What you have to do.
Copy the entries verbatim, from the first line through the line containing "249, 866, 318]", inclusive.

Listing.
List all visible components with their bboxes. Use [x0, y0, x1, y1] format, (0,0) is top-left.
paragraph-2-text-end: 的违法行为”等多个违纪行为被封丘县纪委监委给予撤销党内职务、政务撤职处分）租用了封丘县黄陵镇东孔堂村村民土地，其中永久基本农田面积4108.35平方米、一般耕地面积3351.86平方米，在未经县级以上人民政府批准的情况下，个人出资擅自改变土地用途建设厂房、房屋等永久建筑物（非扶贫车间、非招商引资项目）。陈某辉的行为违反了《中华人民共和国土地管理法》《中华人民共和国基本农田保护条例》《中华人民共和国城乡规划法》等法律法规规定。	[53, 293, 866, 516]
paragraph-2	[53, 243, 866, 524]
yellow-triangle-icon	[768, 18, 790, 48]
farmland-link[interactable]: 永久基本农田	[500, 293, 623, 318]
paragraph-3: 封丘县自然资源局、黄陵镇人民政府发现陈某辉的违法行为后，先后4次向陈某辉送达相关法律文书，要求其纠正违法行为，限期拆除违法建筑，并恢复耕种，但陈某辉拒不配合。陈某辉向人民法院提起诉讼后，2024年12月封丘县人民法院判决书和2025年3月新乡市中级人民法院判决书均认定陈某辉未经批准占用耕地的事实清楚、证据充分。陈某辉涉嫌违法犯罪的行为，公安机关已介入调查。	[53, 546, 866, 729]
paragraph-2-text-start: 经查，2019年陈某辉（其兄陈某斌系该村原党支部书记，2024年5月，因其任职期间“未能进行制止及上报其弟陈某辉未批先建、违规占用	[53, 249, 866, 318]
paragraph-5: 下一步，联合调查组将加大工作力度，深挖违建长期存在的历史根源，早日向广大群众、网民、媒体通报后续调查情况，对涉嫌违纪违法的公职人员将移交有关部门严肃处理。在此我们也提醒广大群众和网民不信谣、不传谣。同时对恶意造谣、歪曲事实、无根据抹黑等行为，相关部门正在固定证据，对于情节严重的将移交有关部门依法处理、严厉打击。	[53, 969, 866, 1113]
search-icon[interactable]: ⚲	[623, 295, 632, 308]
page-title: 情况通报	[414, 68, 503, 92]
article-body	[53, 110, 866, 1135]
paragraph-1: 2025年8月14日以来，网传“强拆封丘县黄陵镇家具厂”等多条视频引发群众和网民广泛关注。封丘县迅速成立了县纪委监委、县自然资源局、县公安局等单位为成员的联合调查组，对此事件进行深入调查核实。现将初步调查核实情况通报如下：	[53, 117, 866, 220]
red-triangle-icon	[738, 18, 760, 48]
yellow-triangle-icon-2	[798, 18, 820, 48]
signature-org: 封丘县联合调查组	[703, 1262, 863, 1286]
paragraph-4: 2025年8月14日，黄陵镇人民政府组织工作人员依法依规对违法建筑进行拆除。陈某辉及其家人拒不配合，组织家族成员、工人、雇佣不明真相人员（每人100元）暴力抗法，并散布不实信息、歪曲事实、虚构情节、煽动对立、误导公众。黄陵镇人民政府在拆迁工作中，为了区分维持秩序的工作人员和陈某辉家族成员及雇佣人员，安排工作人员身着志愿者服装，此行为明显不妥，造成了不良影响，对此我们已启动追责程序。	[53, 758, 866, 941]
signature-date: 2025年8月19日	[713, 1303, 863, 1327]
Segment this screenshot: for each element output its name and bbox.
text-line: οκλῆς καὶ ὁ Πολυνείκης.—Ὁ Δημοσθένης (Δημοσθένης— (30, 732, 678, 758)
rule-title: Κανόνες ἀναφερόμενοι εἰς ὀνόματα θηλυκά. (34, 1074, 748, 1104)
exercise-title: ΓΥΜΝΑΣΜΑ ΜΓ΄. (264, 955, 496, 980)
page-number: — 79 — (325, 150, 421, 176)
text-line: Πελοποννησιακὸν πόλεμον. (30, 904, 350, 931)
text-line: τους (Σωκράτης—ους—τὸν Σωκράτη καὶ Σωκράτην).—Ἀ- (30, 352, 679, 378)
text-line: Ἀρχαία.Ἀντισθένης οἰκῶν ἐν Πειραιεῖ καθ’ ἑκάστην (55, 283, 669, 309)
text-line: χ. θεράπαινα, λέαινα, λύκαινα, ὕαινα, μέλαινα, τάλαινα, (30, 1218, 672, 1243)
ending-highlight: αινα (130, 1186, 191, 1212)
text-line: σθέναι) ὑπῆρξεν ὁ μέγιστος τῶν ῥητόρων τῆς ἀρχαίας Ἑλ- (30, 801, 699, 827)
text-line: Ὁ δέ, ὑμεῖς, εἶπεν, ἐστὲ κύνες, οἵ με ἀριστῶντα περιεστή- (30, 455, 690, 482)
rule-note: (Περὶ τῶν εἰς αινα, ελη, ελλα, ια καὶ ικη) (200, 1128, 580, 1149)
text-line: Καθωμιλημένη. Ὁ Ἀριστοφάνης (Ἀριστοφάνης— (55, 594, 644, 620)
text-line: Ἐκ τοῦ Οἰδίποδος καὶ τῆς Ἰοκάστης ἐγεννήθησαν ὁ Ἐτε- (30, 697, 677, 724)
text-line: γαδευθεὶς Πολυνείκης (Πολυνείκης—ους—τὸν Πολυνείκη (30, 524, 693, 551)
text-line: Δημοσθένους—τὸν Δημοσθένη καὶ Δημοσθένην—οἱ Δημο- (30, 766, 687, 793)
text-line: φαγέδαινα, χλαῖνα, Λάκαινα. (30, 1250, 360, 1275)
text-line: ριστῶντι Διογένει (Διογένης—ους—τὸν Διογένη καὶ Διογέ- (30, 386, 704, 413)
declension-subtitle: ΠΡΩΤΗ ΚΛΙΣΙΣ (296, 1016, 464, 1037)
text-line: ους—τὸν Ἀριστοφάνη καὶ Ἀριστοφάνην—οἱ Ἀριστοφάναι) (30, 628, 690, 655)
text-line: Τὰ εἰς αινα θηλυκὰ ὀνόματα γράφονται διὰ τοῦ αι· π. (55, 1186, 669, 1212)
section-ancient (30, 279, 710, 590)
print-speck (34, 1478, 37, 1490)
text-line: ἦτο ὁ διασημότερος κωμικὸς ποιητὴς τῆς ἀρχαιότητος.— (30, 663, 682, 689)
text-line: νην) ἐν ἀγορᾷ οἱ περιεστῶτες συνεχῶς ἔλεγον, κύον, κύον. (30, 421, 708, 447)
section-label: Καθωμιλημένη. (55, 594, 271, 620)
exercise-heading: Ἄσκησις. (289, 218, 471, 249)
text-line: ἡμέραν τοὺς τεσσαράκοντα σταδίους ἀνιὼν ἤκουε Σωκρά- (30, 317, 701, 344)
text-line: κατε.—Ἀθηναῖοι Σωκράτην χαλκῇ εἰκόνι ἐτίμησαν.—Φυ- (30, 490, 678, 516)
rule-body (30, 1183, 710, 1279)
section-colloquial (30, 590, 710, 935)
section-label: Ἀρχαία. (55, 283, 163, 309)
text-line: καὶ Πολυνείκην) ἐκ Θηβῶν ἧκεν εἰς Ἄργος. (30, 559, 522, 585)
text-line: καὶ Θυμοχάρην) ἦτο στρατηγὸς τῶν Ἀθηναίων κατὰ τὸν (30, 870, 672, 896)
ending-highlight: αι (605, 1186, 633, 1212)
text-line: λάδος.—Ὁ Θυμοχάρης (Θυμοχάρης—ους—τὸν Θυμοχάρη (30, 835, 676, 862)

Task answer.
List all visible components with their bboxes. Use [x0, y0, x1, y1] format, (0,0) is top-left.
paragraph-2-text-end: 的违法行为”等多个违纪行为被封丘县纪委监委给予撤销党内职务、政务撤职处分）租用了封丘县黄陵镇东孔堂村村民土地，其中永久基本农田面积4108.35平方米、一般耕地面积3351.86平方米，在未经县级以上人民政府批准的情况下，个人出资擅自改变土地用途建设厂房、房屋等永久建筑物（非扶贫车间、非招商引资项目）。陈某辉的行为违反了《中华人民共和国土地管理法》《中华人民共和国基本农田保护条例》《中华人民共和国城乡规划法》等法律法规规定。	[53, 293, 866, 516]
paragraph-2	[53, 243, 866, 524]
yellow-triangle-icon	[768, 18, 790, 48]
farmland-link[interactable]: 永久基本农田	[500, 293, 623, 318]
paragraph-3: 封丘县自然资源局、黄陵镇人民政府发现陈某辉的违法行为后，先后4次向陈某辉送达相关法律文书，要求其纠正违法行为，限期拆除违法建筑，并恢复耕种，但陈某辉拒不配合。陈某辉向人民法院提起诉讼后，2024年12月封丘县人民法院判决书和2025年3月新乡市中级人民法院判决书均认定陈某辉未经批准占用耕地的事实清楚、证据充分。陈某辉涉嫌违法犯罪的行为，公安机关已介入调查。	[53, 546, 866, 729]
paragraph-2-text-start: 经查，2019年陈某辉（其兄陈某斌系该村原党支部书记，2024年5月，因其任职期间“未能进行制止及上报其弟陈某辉未批先建、违规占用	[53, 249, 866, 318]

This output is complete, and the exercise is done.